## Goal:
Copy out each line that mentions the word "Billions".
------------------------------------------------
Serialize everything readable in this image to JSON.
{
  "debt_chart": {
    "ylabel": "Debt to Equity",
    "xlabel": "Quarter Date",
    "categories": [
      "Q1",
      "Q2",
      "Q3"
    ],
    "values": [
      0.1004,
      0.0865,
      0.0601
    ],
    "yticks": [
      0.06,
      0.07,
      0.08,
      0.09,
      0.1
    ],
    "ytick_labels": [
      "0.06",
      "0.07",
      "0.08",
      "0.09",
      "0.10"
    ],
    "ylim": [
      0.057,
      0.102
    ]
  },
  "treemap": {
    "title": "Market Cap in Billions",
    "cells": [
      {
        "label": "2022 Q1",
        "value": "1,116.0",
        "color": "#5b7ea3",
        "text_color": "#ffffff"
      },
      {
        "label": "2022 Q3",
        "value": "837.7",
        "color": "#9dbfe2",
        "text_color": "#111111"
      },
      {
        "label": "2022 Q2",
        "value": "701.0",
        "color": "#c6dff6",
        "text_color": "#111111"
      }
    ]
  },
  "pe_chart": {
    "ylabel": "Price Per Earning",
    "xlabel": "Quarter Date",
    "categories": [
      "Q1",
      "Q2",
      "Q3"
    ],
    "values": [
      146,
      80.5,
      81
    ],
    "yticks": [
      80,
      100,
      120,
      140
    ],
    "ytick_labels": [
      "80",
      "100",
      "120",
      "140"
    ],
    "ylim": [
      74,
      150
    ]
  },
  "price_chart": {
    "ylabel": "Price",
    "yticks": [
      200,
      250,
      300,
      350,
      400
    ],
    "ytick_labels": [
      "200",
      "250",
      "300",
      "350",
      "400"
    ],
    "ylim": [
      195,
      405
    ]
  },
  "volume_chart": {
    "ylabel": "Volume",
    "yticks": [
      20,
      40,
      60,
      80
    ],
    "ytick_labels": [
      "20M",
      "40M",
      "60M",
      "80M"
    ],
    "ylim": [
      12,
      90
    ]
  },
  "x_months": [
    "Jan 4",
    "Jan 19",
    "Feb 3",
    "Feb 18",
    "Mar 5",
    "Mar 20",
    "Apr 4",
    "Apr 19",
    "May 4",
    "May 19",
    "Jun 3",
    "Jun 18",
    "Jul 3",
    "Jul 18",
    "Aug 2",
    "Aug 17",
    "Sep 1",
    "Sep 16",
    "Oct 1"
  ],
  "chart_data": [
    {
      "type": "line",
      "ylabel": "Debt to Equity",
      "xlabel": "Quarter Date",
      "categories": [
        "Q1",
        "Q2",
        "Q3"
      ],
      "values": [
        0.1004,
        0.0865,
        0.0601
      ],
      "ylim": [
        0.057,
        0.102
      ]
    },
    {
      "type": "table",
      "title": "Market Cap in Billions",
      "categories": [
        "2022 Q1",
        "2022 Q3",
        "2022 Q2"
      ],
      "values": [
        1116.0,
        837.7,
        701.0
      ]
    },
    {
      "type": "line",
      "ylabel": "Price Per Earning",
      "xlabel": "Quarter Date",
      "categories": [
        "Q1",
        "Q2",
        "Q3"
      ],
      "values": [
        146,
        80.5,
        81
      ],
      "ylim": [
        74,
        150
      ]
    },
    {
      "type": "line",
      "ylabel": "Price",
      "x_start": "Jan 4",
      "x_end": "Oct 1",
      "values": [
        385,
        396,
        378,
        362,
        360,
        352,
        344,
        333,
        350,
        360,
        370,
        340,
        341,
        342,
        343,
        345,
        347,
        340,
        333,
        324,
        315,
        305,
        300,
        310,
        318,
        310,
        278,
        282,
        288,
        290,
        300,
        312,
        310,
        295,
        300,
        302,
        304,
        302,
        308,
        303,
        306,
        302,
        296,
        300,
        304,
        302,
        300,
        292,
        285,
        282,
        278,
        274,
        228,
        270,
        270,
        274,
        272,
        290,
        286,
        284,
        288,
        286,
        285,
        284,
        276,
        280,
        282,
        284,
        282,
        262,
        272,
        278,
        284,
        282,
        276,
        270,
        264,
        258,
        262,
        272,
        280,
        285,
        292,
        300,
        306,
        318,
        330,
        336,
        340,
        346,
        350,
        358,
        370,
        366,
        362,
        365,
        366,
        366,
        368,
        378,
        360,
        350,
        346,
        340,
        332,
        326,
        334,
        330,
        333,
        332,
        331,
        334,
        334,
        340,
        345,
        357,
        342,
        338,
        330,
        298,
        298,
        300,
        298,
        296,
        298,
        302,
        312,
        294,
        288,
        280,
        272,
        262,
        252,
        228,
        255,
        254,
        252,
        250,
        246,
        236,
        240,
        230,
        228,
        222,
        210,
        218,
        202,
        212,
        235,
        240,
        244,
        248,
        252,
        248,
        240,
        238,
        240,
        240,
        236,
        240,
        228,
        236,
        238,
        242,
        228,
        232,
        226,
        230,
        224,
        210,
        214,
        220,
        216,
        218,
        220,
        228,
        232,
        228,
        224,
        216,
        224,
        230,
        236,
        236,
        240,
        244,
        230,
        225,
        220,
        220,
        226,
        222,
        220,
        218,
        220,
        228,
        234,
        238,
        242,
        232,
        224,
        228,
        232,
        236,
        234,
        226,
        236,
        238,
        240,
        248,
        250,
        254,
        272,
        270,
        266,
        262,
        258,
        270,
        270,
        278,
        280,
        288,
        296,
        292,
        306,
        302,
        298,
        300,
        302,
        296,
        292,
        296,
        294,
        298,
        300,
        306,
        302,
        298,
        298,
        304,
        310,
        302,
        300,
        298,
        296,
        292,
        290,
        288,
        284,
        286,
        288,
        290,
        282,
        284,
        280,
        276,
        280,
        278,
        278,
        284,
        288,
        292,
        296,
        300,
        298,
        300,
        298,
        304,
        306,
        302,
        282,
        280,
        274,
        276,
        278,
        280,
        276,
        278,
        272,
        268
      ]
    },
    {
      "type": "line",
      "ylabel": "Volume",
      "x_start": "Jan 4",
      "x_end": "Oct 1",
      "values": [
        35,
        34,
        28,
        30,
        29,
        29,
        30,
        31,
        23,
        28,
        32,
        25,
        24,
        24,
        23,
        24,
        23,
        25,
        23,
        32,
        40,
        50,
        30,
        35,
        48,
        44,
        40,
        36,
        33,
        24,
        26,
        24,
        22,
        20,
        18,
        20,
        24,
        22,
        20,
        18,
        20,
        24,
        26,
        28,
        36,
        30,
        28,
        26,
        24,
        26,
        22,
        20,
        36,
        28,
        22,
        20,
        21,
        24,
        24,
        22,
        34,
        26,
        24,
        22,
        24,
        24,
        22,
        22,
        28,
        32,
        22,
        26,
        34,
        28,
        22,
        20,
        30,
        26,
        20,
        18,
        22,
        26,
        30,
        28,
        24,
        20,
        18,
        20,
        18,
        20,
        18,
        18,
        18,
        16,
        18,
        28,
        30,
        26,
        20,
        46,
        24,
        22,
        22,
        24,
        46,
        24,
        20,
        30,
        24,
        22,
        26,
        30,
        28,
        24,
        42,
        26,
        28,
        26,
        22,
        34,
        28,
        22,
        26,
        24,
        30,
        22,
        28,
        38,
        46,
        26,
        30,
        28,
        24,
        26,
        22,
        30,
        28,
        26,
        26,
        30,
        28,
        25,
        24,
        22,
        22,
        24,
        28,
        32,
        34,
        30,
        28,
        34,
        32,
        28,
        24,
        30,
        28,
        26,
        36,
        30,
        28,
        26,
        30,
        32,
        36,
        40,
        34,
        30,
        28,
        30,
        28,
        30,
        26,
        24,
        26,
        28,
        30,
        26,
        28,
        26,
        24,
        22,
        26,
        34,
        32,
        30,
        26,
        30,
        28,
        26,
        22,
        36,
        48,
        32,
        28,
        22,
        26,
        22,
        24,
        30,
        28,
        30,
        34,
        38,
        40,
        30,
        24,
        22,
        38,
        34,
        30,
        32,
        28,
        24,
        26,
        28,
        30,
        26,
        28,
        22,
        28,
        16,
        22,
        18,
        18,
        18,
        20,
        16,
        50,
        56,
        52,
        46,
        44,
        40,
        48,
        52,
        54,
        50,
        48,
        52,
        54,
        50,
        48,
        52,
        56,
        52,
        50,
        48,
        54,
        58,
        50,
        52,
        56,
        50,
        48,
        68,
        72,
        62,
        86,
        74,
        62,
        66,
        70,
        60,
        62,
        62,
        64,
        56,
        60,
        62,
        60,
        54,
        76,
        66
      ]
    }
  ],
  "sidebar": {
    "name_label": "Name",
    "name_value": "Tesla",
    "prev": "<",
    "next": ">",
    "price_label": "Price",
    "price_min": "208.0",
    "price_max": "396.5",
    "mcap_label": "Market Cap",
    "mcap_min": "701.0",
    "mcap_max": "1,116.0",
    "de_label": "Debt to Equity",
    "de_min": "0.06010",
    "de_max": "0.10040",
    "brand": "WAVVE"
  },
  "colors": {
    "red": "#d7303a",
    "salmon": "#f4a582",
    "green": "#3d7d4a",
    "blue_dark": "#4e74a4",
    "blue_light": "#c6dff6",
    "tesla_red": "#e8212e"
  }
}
------------------------------------------------
## Solution for this exercise:
    "title": "Market Cap in Billions",
      "title": "Market Cap in Billions",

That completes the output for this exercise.